Text block
— start —

Our Approach to Data Analysis

Overview

We conduct data analysis for three interconnected goals. First, we want to mechanistically understand past changes in the Earty system. Second, we want to project plausible future changes in the Earty system. Finally, we want to use this information to design sustainable, scientifically sound, technologically feasible, economically efficient, and ethically defensible risk management strategies. Our data analysis draws from a wide range of disciplines including engineering, Earth sciences, economics, philosophy, decision science, and statistics.

We believe that for our analyses to be useful and used, they must be transparent, rigorous, interpretable, and reusable.

The checklist below — designed by Klaus Keller, James Doss-Gollin, and Vivek Srikrishnan — provides the countours of our workflows to achieve our analysis goals:

  1. Setting up the analysis
    1. Legal and ethical questions assessed
    2. Clear question(s) defined
    3. Link to decision-making established
    4. Possible design errors discussed (types I, II, III, IV)

— end —

Excerpted records
— start —

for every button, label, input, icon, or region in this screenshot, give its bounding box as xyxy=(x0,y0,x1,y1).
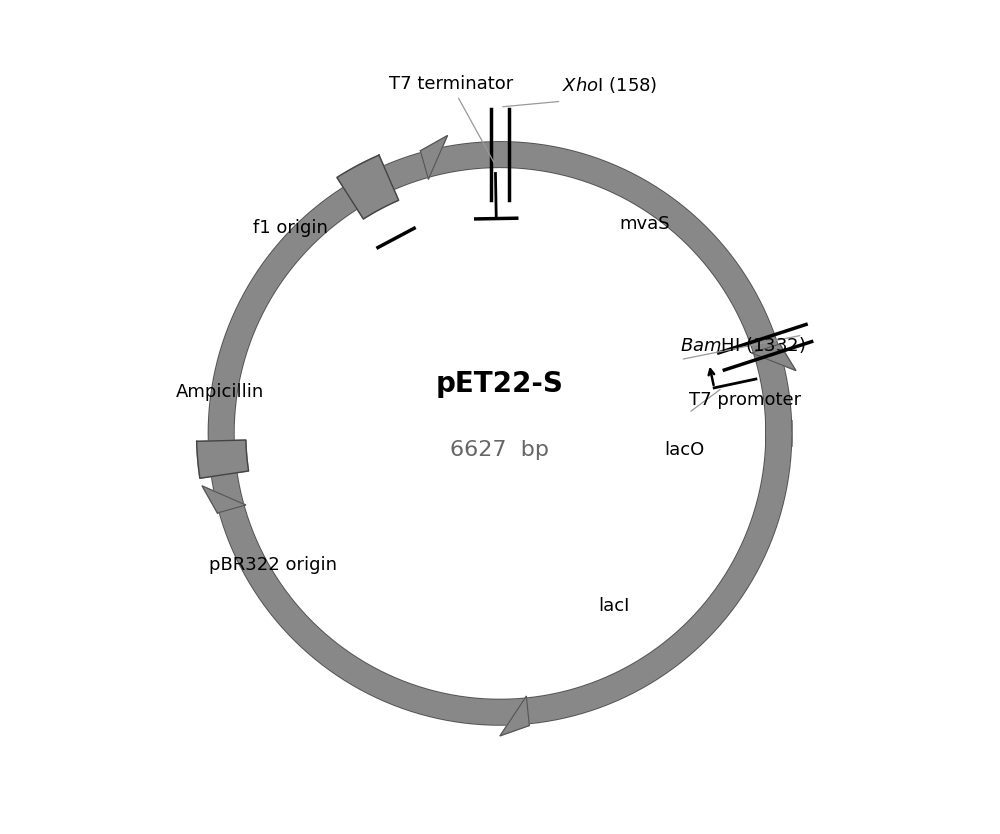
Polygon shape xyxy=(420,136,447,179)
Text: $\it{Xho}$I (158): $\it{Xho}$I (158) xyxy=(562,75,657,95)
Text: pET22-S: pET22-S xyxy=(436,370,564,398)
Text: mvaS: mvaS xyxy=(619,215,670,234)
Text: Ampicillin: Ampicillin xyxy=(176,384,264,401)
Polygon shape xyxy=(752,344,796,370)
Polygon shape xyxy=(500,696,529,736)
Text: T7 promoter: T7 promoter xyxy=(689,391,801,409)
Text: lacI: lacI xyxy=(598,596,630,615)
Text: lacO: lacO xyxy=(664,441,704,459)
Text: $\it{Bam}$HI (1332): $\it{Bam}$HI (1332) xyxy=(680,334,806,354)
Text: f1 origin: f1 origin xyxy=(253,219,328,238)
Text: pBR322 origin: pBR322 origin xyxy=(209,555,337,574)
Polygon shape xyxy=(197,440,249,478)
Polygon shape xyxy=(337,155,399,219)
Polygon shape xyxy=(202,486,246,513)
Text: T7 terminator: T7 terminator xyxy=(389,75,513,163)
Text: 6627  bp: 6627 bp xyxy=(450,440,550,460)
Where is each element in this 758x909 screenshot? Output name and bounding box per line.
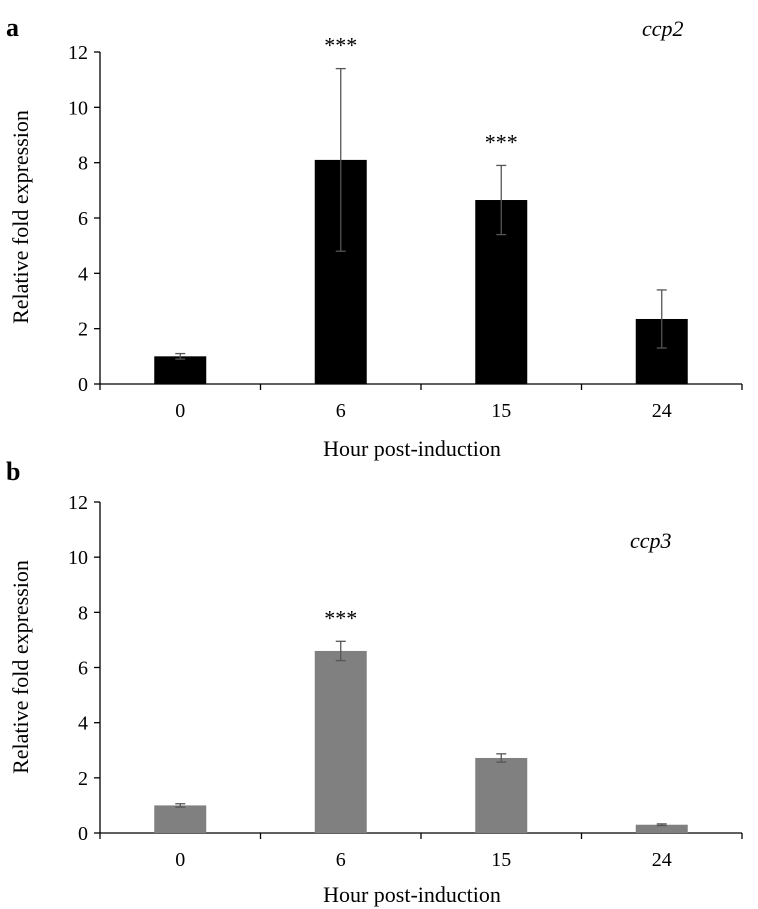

— end —
— start —

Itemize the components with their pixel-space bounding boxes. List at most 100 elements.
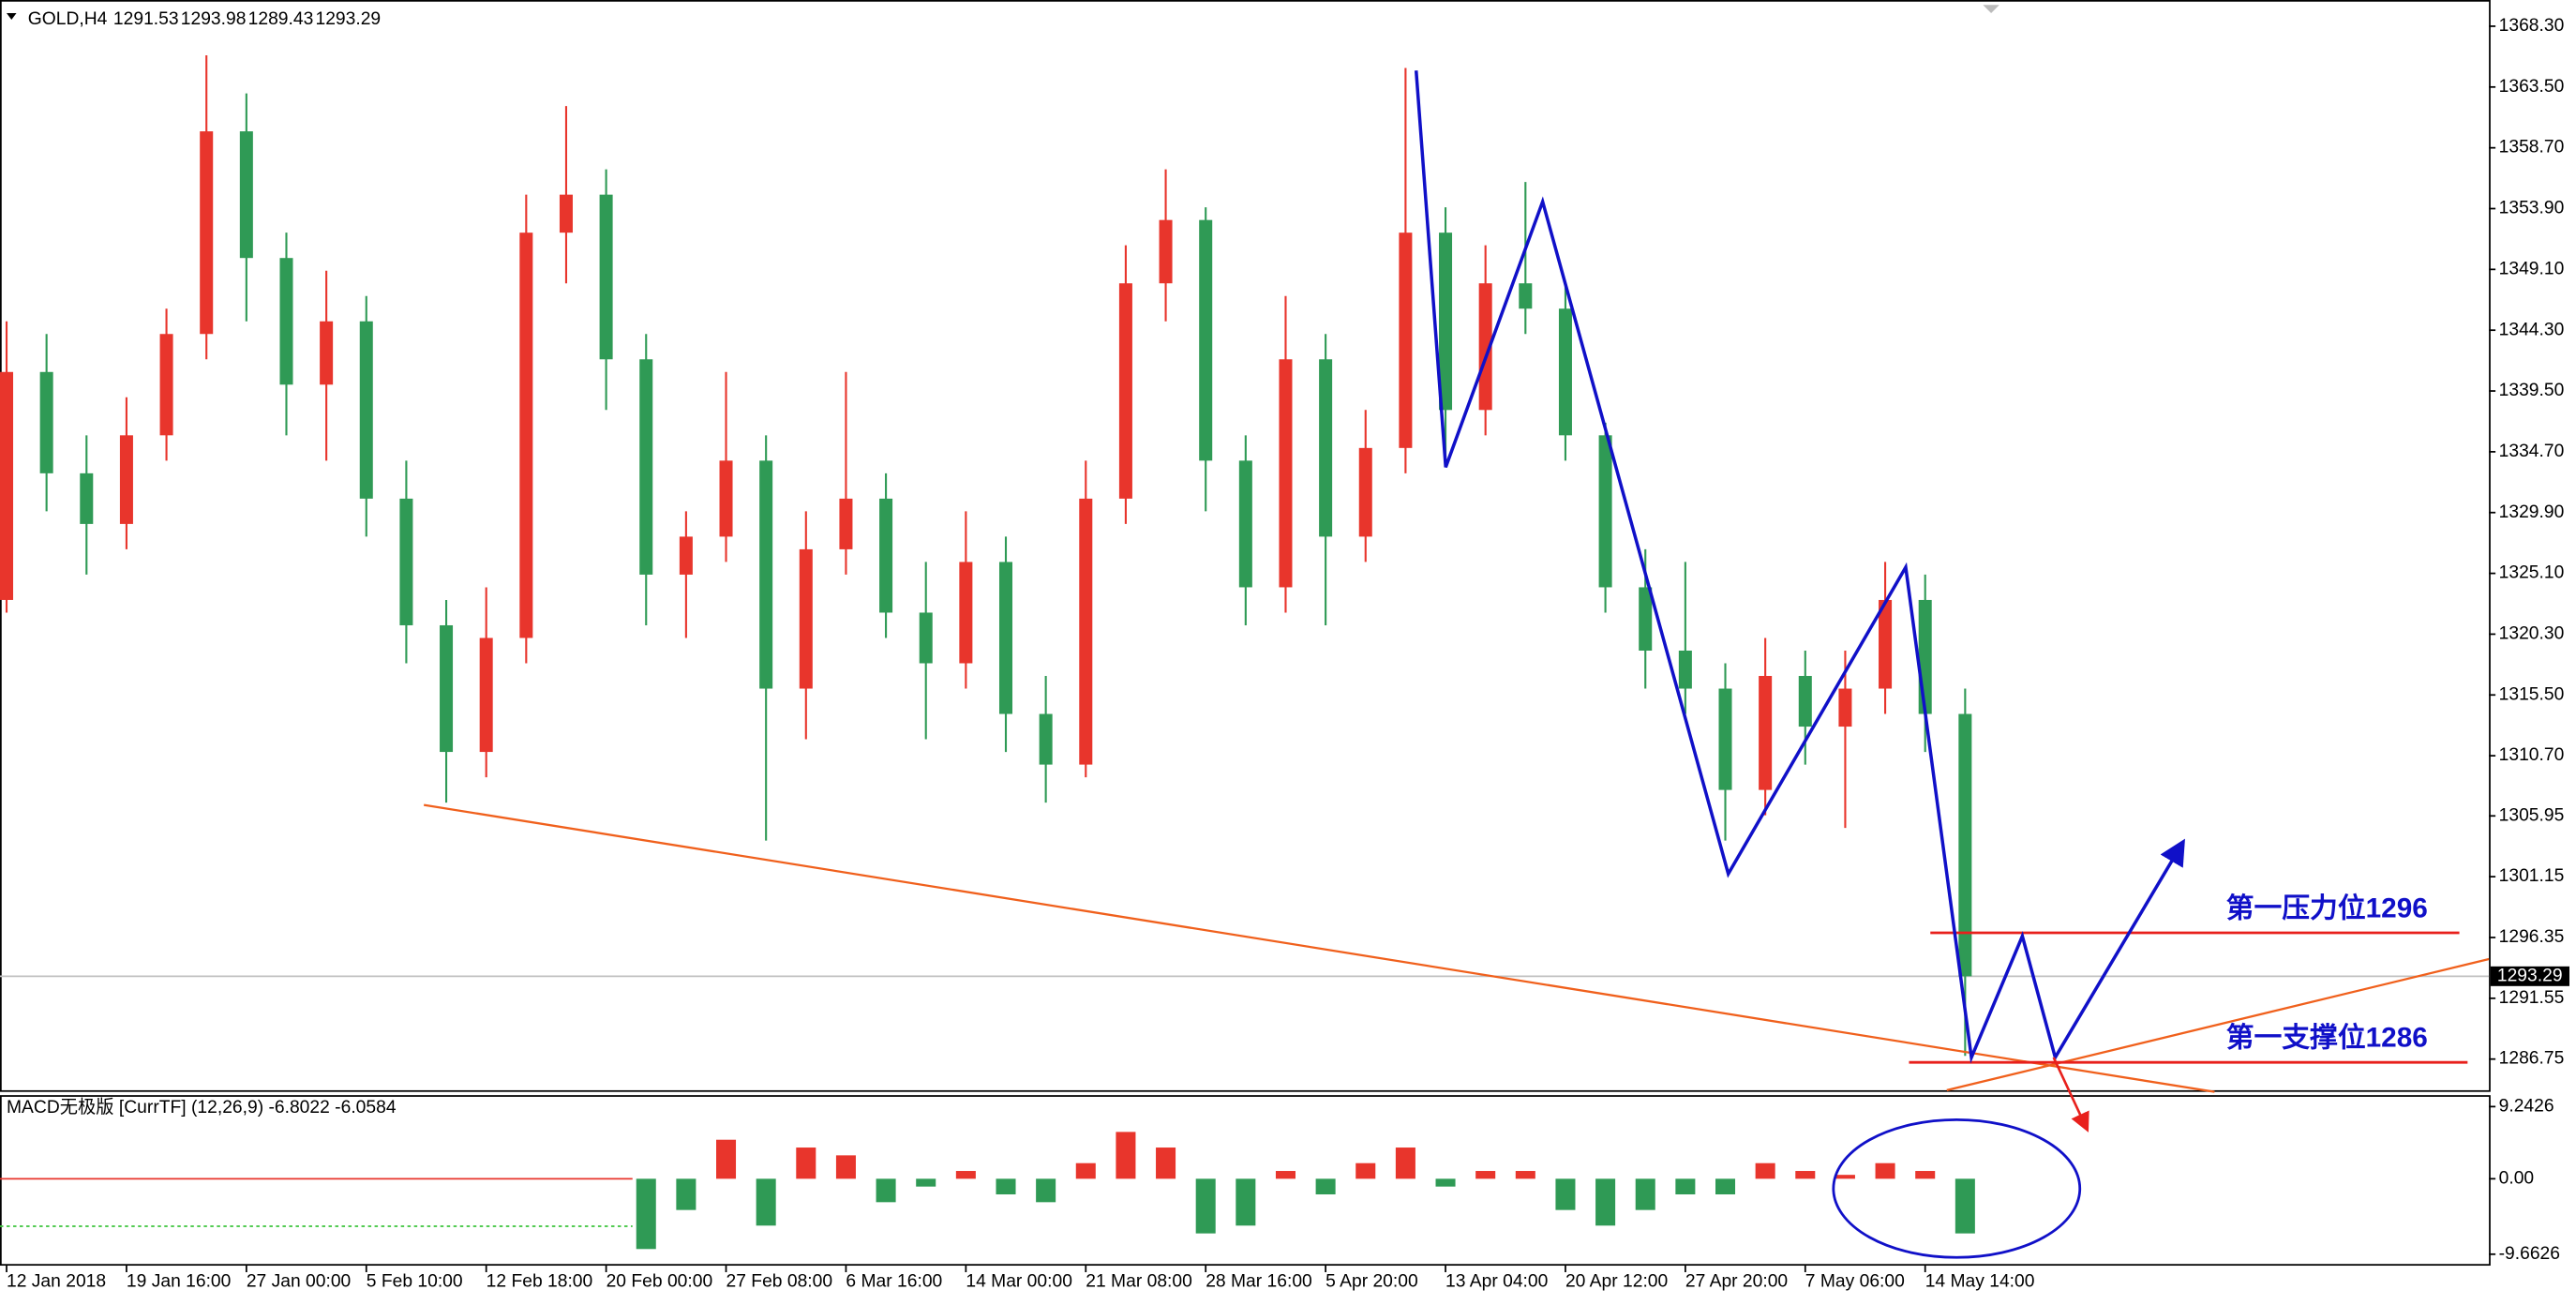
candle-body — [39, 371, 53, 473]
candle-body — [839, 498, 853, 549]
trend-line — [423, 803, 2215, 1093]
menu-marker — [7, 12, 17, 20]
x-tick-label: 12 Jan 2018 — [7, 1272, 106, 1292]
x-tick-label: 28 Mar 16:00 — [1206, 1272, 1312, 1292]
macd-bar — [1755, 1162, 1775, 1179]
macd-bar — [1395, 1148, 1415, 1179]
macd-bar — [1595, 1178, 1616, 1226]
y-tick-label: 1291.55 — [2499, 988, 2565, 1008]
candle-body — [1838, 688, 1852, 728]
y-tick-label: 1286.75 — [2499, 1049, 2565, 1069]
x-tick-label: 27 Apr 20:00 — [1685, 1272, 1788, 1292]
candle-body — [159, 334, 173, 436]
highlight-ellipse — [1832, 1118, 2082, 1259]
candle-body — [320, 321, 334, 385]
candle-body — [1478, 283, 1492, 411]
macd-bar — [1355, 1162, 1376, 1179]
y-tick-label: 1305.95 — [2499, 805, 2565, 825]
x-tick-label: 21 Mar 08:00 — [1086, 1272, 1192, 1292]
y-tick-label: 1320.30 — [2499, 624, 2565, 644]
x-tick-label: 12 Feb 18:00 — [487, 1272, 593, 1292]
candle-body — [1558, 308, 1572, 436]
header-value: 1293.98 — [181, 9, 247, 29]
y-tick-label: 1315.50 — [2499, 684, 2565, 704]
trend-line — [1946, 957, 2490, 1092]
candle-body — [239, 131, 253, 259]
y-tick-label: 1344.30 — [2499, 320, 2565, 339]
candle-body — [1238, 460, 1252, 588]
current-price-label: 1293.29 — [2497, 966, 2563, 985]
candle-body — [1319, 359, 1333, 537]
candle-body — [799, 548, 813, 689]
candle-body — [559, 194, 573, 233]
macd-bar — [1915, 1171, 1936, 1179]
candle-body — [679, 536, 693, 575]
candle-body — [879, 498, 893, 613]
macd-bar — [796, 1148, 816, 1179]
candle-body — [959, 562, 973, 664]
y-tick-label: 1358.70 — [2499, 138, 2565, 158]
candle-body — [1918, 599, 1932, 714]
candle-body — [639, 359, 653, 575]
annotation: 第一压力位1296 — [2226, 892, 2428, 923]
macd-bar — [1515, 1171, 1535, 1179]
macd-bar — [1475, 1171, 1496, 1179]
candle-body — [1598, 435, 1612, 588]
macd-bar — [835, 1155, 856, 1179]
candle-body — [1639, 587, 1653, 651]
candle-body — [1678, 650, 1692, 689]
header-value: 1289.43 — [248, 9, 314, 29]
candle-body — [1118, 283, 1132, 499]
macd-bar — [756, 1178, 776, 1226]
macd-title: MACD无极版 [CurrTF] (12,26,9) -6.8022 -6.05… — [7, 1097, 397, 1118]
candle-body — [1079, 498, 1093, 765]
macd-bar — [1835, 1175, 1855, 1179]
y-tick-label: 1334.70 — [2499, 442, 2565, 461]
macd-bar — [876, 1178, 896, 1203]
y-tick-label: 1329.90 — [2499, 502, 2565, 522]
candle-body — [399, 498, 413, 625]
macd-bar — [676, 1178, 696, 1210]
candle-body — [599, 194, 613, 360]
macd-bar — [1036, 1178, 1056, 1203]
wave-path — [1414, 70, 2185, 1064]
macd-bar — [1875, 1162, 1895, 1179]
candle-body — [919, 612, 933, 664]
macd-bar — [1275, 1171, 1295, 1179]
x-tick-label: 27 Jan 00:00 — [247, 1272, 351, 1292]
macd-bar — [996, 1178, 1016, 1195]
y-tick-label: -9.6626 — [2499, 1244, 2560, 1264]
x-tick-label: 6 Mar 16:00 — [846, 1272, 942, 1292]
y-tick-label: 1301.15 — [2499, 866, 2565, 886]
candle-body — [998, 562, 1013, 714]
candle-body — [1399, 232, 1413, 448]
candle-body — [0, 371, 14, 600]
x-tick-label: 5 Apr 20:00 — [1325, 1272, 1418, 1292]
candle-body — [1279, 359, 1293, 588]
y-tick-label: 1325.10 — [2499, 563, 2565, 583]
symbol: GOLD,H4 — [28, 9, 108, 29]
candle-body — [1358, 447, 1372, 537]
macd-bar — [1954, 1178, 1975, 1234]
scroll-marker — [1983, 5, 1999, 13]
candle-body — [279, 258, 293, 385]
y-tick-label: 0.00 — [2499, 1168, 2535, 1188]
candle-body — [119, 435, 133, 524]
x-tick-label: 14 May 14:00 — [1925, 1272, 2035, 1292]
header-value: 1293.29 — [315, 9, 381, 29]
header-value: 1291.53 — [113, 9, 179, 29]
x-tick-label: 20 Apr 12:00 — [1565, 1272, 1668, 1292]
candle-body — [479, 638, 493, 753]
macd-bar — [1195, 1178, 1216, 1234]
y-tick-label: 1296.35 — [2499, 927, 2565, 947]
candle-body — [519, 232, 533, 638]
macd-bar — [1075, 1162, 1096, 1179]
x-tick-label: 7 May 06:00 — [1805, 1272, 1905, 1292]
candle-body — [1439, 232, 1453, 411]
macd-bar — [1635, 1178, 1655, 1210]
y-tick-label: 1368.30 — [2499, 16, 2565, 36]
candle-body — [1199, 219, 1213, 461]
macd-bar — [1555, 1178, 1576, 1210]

— end —

Exercises
(a) Summarize the text on the approach to data analysis in two sentences.
(b) Write the next part of the text on the approach to data analysis, starting after its final line.
The rows are separate material and are unrelated to the text on data analysis.

Expected results
(a) Data analysis is conducted to understand past changes mechanistically, to project plausible future changes, and to use this information to design sustainable, scientifically sound, technologically feasible, economically efficient, and ethically defensible risk management strategies, drawing on fields such as engineering, Earth sciences, economics, philosophy, decision science, and statistics. To be useful and used, analyses must be transparent, rigorous, interpretable, and reusable, and a checklist designed by Klaus Keller, James Doss-Gollin, and Vivek Srikrishnan outlines the workflow, beginning with setting up the analysis.

(b)
    5. License defined
    6. Copyright defined
    7. Authors defined
  2. Choosing a methods portfolio
    1. Bayesian vs Frequentist chosen
    2. Analytical vs computational approach chosen
    3. Data generating model defined
    4. Likelihood function defined
    5. (Implicit) prior (with correlations) defined
    6. Required approximations defined
    7. (Likelihood function, model structure, uncertainties, …)
    8. Assumptions spelled out
    9. Positive controls (across key methods and assumptions) performed
    10. Negative control (across key methods and assumptions) performed
    11. Expected results (with time-stamp) documented
  3. Performing the analysis
    1. Convergence tested (if using numerical methods)
    2. Assumptions tested (e.g., residuals consistent with likelihood function)
    3. Prior prediction checks passed
    4. Posterior predictive checks passed
    5. Size and effects of (deep uncertainties / forking paths) characterized
  4. Documenting the analysis
    1. Authors named and reachable
    2. Environment variables documented
    3. Assumptions and robustness discussed
    4. Code reviewed for logic and consistency with documentation
    5. Figures publication ready
    6. Documentation accessible to intended / target audience(s)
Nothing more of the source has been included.